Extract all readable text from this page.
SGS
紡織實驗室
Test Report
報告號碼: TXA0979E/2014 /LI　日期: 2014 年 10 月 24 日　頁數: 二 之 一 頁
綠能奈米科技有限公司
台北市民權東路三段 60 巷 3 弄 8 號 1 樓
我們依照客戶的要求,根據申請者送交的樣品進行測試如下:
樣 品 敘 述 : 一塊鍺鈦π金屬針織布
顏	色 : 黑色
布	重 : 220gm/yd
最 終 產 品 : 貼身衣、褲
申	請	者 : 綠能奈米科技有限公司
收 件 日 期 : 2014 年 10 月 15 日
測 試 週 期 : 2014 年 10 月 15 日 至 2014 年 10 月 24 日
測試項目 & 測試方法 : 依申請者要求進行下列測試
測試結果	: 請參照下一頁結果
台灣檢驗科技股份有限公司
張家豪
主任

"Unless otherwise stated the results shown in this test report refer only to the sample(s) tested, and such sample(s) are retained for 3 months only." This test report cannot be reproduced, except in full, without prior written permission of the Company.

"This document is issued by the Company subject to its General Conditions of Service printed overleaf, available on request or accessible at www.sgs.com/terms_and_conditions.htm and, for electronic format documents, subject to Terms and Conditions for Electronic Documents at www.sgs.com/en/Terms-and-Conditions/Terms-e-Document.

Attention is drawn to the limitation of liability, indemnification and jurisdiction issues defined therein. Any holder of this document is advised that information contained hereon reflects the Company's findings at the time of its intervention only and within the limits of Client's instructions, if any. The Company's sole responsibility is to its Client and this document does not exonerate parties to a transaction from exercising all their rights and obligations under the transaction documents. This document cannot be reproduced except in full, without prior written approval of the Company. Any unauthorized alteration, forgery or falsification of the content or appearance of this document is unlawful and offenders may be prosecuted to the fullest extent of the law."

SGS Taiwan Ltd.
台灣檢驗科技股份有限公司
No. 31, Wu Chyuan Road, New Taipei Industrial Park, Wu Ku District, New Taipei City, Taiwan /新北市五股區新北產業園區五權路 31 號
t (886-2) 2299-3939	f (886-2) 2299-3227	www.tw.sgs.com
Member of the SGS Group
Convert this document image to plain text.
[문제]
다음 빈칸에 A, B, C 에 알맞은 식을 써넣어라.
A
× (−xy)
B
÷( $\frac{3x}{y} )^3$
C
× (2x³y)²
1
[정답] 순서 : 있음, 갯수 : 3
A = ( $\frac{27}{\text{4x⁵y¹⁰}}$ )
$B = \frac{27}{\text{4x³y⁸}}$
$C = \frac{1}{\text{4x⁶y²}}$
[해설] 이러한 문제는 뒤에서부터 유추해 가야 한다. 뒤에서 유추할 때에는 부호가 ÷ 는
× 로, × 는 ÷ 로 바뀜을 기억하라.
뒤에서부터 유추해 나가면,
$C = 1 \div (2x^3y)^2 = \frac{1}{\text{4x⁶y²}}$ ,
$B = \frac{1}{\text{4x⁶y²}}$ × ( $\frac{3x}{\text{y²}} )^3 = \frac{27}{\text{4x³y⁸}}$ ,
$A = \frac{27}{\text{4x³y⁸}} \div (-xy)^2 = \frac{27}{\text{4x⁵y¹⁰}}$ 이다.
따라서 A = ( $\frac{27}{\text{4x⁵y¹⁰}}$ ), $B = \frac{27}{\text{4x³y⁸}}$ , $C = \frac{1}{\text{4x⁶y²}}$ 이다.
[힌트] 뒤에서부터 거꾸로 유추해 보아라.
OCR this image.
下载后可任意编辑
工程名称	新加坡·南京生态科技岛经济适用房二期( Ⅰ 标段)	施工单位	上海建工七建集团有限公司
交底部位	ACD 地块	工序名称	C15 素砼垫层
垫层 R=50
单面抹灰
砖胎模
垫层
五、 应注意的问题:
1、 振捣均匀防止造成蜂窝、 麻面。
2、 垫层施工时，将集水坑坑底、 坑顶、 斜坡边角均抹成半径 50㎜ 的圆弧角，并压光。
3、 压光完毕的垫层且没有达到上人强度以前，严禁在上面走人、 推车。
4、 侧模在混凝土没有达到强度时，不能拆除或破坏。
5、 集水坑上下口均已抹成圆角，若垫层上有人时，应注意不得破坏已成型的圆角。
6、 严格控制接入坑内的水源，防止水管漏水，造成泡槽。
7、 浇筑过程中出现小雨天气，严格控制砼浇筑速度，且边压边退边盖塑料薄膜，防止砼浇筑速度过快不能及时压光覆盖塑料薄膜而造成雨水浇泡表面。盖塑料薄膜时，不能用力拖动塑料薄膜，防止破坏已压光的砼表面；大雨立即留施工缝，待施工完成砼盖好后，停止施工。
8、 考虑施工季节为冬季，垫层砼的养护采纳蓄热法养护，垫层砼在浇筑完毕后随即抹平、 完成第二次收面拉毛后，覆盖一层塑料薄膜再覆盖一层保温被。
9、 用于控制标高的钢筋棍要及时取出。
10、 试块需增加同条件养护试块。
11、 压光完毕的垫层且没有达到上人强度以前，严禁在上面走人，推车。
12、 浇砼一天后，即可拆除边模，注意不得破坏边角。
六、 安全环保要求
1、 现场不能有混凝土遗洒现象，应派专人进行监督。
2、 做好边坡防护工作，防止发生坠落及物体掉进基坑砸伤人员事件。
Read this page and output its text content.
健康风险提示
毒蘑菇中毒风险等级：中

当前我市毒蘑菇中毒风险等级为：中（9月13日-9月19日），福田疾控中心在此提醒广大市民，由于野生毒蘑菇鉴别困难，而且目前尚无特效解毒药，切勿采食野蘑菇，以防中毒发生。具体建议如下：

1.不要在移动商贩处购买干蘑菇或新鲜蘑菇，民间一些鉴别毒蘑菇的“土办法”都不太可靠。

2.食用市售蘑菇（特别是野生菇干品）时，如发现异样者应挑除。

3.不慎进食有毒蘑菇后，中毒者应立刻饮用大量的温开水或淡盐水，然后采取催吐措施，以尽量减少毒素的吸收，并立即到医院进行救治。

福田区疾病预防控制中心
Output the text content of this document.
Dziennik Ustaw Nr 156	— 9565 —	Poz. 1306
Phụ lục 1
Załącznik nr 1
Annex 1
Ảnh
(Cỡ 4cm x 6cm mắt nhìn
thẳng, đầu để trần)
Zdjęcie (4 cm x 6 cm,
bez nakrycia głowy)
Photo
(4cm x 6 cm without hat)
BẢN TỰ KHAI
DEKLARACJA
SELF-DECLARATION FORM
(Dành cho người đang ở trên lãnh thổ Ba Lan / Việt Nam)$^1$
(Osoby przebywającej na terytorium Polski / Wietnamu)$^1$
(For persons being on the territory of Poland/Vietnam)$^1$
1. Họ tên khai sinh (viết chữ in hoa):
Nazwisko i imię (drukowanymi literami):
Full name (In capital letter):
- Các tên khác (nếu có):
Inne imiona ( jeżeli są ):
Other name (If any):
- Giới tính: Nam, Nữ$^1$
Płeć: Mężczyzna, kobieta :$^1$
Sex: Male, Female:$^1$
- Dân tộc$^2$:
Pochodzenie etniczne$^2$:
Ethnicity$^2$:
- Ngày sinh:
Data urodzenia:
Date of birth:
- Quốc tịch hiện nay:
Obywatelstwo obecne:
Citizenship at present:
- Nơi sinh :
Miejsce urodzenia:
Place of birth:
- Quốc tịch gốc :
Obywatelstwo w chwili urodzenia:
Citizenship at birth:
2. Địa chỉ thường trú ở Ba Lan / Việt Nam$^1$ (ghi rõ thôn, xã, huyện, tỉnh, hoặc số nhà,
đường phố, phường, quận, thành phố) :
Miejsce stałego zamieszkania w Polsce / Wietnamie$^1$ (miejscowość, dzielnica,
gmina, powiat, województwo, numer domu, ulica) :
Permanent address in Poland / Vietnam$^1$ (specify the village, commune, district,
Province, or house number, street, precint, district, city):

# # # # # # #

- REQUIREMENT: Print every entry exactly as written.

- THE RESULT:
Extract all readable text from this page.
SGS
紡織實驗室
Test Report
報告號碼: TXA0979E/2014 /LI　日期: 2014 年 10 月 24 日　頁數: 二 之 一 頁
綠能奈米科技有限公司
台北市民權東路三段 60 巷 3 弄 8 號 1 樓
我們依照客戶的要求,根據申請者送交的樣品進行測試如下:
樣 品 敘 述 : 一塊鍺鈦π金屬針織布
顏	色 : 黑色
布	重 : 220gm/yd
最 終 產 品 : 貼身衣、褲
申	請	者 : 綠能奈米科技有限公司
收 件 日 期 : 2014 年 10 月 15 日
測 試 週 期 : 2014 年 10 月 15 日 至 2014 年 10 月 24 日
測試項目 & 測試方法 : 依申請者要求進行下列測試
測試結果	: 請參照下一頁結果
台灣檢驗科技股份有限公司
張家豪
主任

"Unless otherwise stated the results shown in this test report refer only to the sample(s) tested, and such sample(s) are retained for 3 months only." This test report cannot be reproduced, except in full, without prior written permission of the Company.

"This document is issued by the Company subject to its General Conditions of Service printed overleaf, available on request or accessible at www.sgs.com/terms_and_conditions.htm and, for electronic format documents, subject to Terms and Conditions for Electronic Documents at www.sgs.com/en/Terms-and-Conditions/Terms-e-Document.

Attention is drawn to the limitation of liability, indemnification and jurisdiction issues defined therein. Any holder of this document is advised that information contained hereon reflects the Company's findings at the time of its intervention only and within the limits of Client's instructions, if any. The Company's sole responsibility is to its Client and this document does not exonerate parties to a transaction from exercising all their rights and obligations under the transaction documents. This document cannot be reproduced except in full, without prior written approval of the Company. Any unauthorized alteration, forgery or falsification of the content or appearance of this document is unlawful and offenders may be prosecuted to the fullest extent of the law."

SGS Taiwan Ltd.
台灣檢驗科技股份有限公司
No. 31, Wu Chyuan Road, New Taipei Industrial Park, Wu Ku District, New Taipei City, Taiwan /新北市五股區新北產業園區五權路 31 號
t (886-2) 2299-3939	f (886-2) 2299-3227	www.tw.sgs.com
Member of the SGS Group
Convert this document image to plain text.
[문제]
다음 빈칸에 A, B, C 에 알맞은 식을 써넣어라.
A
× (−xy)
B
÷( $\frac{3x}{y} )^3$
C
× (2x³y)²
1
[정답] 순서 : 있음, 갯수 : 3
A = ( $\frac{27}{\text{4x⁵y¹⁰}}$ )
$B = \frac{27}{\text{4x³y⁸}}$
$C = \frac{1}{\text{4x⁶y²}}$
[해설] 이러한 문제는 뒤에서부터 유추해 가야 한다. 뒤에서 유추할 때에는 부호가 ÷ 는
× 로, × 는 ÷ 로 바뀜을 기억하라.
뒤에서부터 유추해 나가면,
$C = 1 \div (2x^3y)^2 = \frac{1}{\text{4x⁶y²}}$ ,
$B = \frac{1}{\text{4x⁶y²}}$ × ( $\frac{3x}{\text{y²}} )^3 = \frac{27}{\text{4x³y⁸}}$ ,
$A = \frac{27}{\text{4x³y⁸}} \div (-xy)^2 = \frac{27}{\text{4x⁵y¹⁰}}$ 이다.
따라서 A = ( $\frac{27}{\text{4x⁵y¹⁰}}$ ), $B = \frac{27}{\text{4x³y⁸}}$ , $C = \frac{1}{\text{4x⁶y²}}$ 이다.
[힌트] 뒤에서부터 거꾸로 유추해 보아라.
OCR this image.
下载后可任意编辑
工程名称	新加坡·南京生态科技岛经济适用房二期( Ⅰ 标段)	施工单位	上海建工七建集团有限公司
交底部位	ACD 地块	工序名称	C15 素砼垫层
垫层 R=50
单面抹灰
砖胎模
垫层
五、 应注意的问题:
1、 振捣均匀防止造成蜂窝、 麻面。
2、 垫层施工时，将集水坑坑底、 坑顶、 斜坡边角均抹成半径 50㎜ 的圆弧角，并压光。
3、 压光完毕的垫层且没有达到上人强度以前，严禁在上面走人、 推车。
4、 侧模在混凝土没有达到强度时，不能拆除或破坏。
5、 集水坑上下口均已抹成圆角，若垫层上有人时，应注意不得破坏已成型的圆角。
6、 严格控制接入坑内的水源，防止水管漏水，造成泡槽。
7、 浇筑过程中出现小雨天气，严格控制砼浇筑速度，且边压边退边盖塑料薄膜，防止砼浇筑速度过快不能及时压光覆盖塑料薄膜而造成雨水浇泡表面。盖塑料薄膜时，不能用力拖动塑料薄膜，防止破坏已压光的砼表面；大雨立即留施工缝，待施工完成砼盖好后，停止施工。
8、 考虑施工季节为冬季，垫层砼的养护采纳蓄热法养护，垫层砼在浇筑完毕后随即抹平、 完成第二次收面拉毛后，覆盖一层塑料薄膜再覆盖一层保温被。
9、 用于控制标高的钢筋棍要及时取出。
10、 试块需增加同条件养护试块。
11、 压光完毕的垫层且没有达到上人强度以前，严禁在上面走人，推车。
12、 浇砼一天后，即可拆除边模，注意不得破坏边角。
六、 安全环保要求
1、 现场不能有混凝土遗洒现象，应派专人进行监督。
2、 做好边坡防护工作，防止发生坠落及物体掉进基坑砸伤人员事件。
Read this page and output its text content.
健康风险提示
毒蘑菇中毒风险等级：中

当前我市毒蘑菇中毒风险等级为：中（9月13日-9月19日），福田疾控中心在此提醒广大市民，由于野生毒蘑菇鉴别困难，而且目前尚无特效解毒药，切勿采食野蘑菇，以防中毒发生。具体建议如下：

1.不要在移动商贩处购买干蘑菇或新鲜蘑菇，民间一些鉴别毒蘑菇的“土办法”都不太可靠。

2.食用市售蘑菇（特别是野生菇干品）时，如发现异样者应挑除。

3.不慎进食有毒蘑菇后，中毒者应立刻饮用大量的温开水或淡盐水，然后采取催吐措施，以尽量减少毒素的吸收，并立即到医院进行救治。

福田区疾病预防控制中心
Output the text content of this document.
Dziennik Ustaw Nr 156	— 9565 —	Poz. 1306
Phụ lục 1
Załącznik nr 1
Annex 1
Ảnh
(Cỡ 4cm x 6cm mắt nhìn
thẳng, đầu để trần)
Zdjęcie (4 cm x 6 cm,
bez nakrycia głowy)
Photo
(4cm x 6 cm without hat)
BẢN TỰ KHAI
DEKLARACJA
SELF-DECLARATION FORM
(Dành cho người đang ở trên lãnh thổ Ba Lan / Việt Nam)$^1$
(Osoby przebywającej na terytorium Polski / Wietnamu)$^1$
(For persons being on the territory of Poland/Vietnam)$^1$
1. Họ tên khai sinh (viết chữ in hoa):
Nazwisko i imię (drukowanymi literami):
Full name (In capital letter):
- Các tên khác (nếu có):
Inne imiona ( jeżeli są ):
Other name (If any):
- Giới tính: Nam, Nữ$^1$
Płeć: Mężczyzna, kobieta :$^1$
Sex: Male, Female:$^1$
- Dân tộc$^2$:
Pochodzenie etniczne$^2$:
Ethnicity$^2$:
- Ngày sinh:
Data urodzenia:
Date of birth:
- Quốc tịch hiện nay:
Obywatelstwo obecne:
Citizenship at present:
- Nơi sinh :
Miejsce urodzenia:
Place of birth:
- Quốc tịch gốc :
Obywatelstwo w chwili urodzenia:
Citizenship at birth:
2. Địa chỉ thường trú ở Ba Lan / Việt Nam$^1$ (ghi rõ thôn, xã, huyện, tỉnh, hoặc số nhà,
đường phố, phường, quận, thành phố) :
Miejsce stałego zamieszkania w Polsce / Wietnamie$^1$ (miejscowość, dzielnica,
gmina, powiat, województwo, numer domu, ulica) :
Permanent address in Poland / Vietnam$^1$ (specify the village, commune, district,
Province, or house number, street, precint, district, city):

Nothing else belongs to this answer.